(Work to complete) Copy all the entries word for word, but omit the pictures.
[start Stored records]
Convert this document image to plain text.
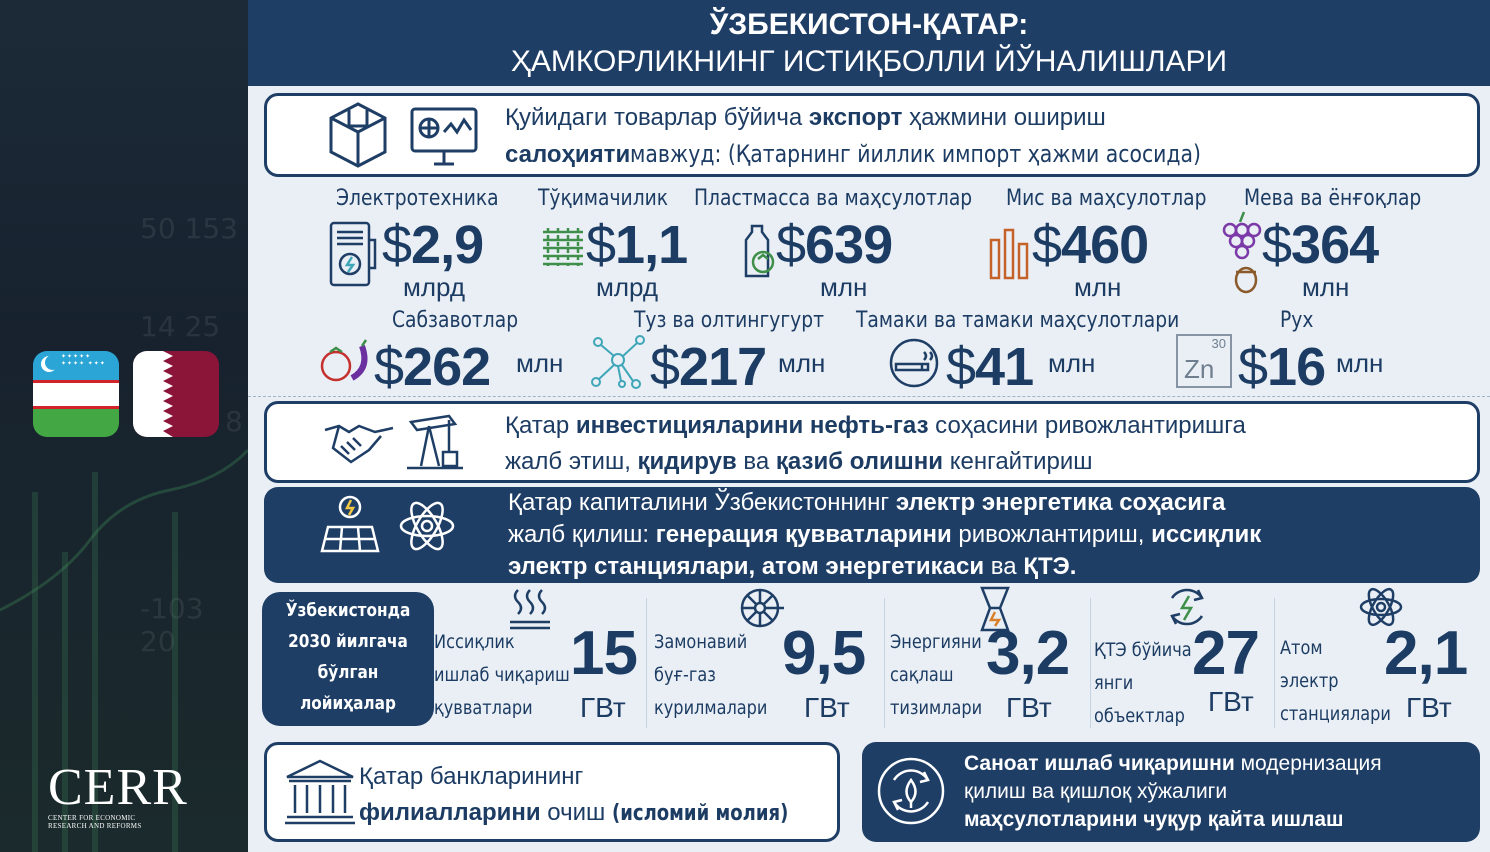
50 153
14 25
8
-103 20
✦✦✦✦✦ ✦✦✦✦ ✦✦✦
CERR
CENTER FOR ECONOMIC
RESEARCH AND REFORMS
ЎЗБЕКИСТОН-ҚАТАР:
ҲАМКОРЛИКНИНГ ИСТИҚБОЛЛИ ЙЎНАЛИШЛАРИ
Қуйидаги товарлар бўйича экспорт ҳажмини ошириш
салоҳиятимавжуд: (Қатарнинг йиллик импорт ҳажми асосида)
Электротехника
$2,9
млрд
Тўқимачилик
$1,1
млрд
Пластмасса ва маҳсулотлар
$639
млн
Мис ва маҳсулотлар
$460
млн
Мева ва ёнғоқлар
$364
млн
Сабзавотлар
$262 млн
Туз ва олтингугурт
$217 млн
Тамаки ва тамаки маҳсулотлари
$41 млн
Рух
30
Zn $16 млн
Қатар инвестицияларини нефть-газ соҳасини ривожлантиришга
жалб этиш, қидирув ва қазиб олишни кенгайтириш
Қатар капиталини Ўзбекистоннинг электр энергетика соҳасига
жалб қилиш: генерация қувватларини ривожлантириш, иссиқлик
электр станциялари, атом энергетикаси ва ҚТЭ.
Ўзбекистонда
2030 йилгача
бўлган
лойиҳалар
Иссиқлик
ишлаб чиқариш
қувватлари
15
ГВт
Замонавий
буғ-газ
курилмалари
9,5
ГВт
Энергияни
сақлаш
тизимлари
3,2
ГВт
ҚТЭ бўйича
янги
объектлар
27
ГВт
Атом
электр
станциялари
2,1
ГВт
Қатар банкларининг
филиалларини очиш (исломий молия)
Саноат ишлаб чиқаришни модернизация
қилиш ва қишлоқ хўжалиги
маҳсулотларини чуқур қайта ишлаш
[end Stored records]
(Task result)
Convert this document image to plain text.
50 153
14 25
8
-103 20
✦✦✦✦✦ ✦✦✦✦ ✦✦✦
CERR
CENTER FOR ECONOMIC
RESEARCH AND REFORMS
ЎЗБЕКИСТОН-ҚАТАР:
ҲАМКОРЛИКНИНГ ИСТИҚБОЛЛИ ЙЎНАЛИШЛАРИ
Қуйидаги товарлар бўйича экспорт ҳажмини ошириш
салоҳиятимавжуд: (Қатарнинг йиллик импорт ҳажми асосида)
Электротехника
$2,9
млрд
Тўқимачилик
$1,1
млрд
Пластмасса ва маҳсулотлар
$639
млн
Мис ва маҳсулотлар
$460
млн
Мева ва ёнғоқлар
$364
млн
Сабзавотлар
$262 млн
Туз ва олтингугурт
$217 млн
Тамаки ва тамаки маҳсулотлари
$41 млн
Рух
30
Zn $16 млн
Қатар инвестицияларини нефть-газ соҳасини ривожлантиришга
жалб этиш, қидирув ва қазиб олишни кенгайтириш
Қатар капиталини Ўзбекистоннинг электр энергетика соҳасига
жалб қилиш: генерация қувватларини ривожлантириш, иссиқлик
электр станциялари, атом энергетикаси ва ҚТЭ.
Ўзбекистонда
2030 йилгача
бўлган
лойиҳалар
Иссиқлик
ишлаб чиқариш
қувватлари
15
ГВт
Замонавий
буғ-газ
курилмалари
9,5
ГВт
Энергияни
сақлаш
тизимлари
3,2
ГВт
ҚТЭ бўйича
янги
объектлар
27
ГВт
Атом
электр
станциялари
2,1
ГВт
Қатар банкларининг
филиалларини очиш (исломий молия)
Саноат ишлаб чиқаришни модернизация
қилиш ва қишлоқ хўжалиги
маҳсулотларини чуқур қайта ишлаш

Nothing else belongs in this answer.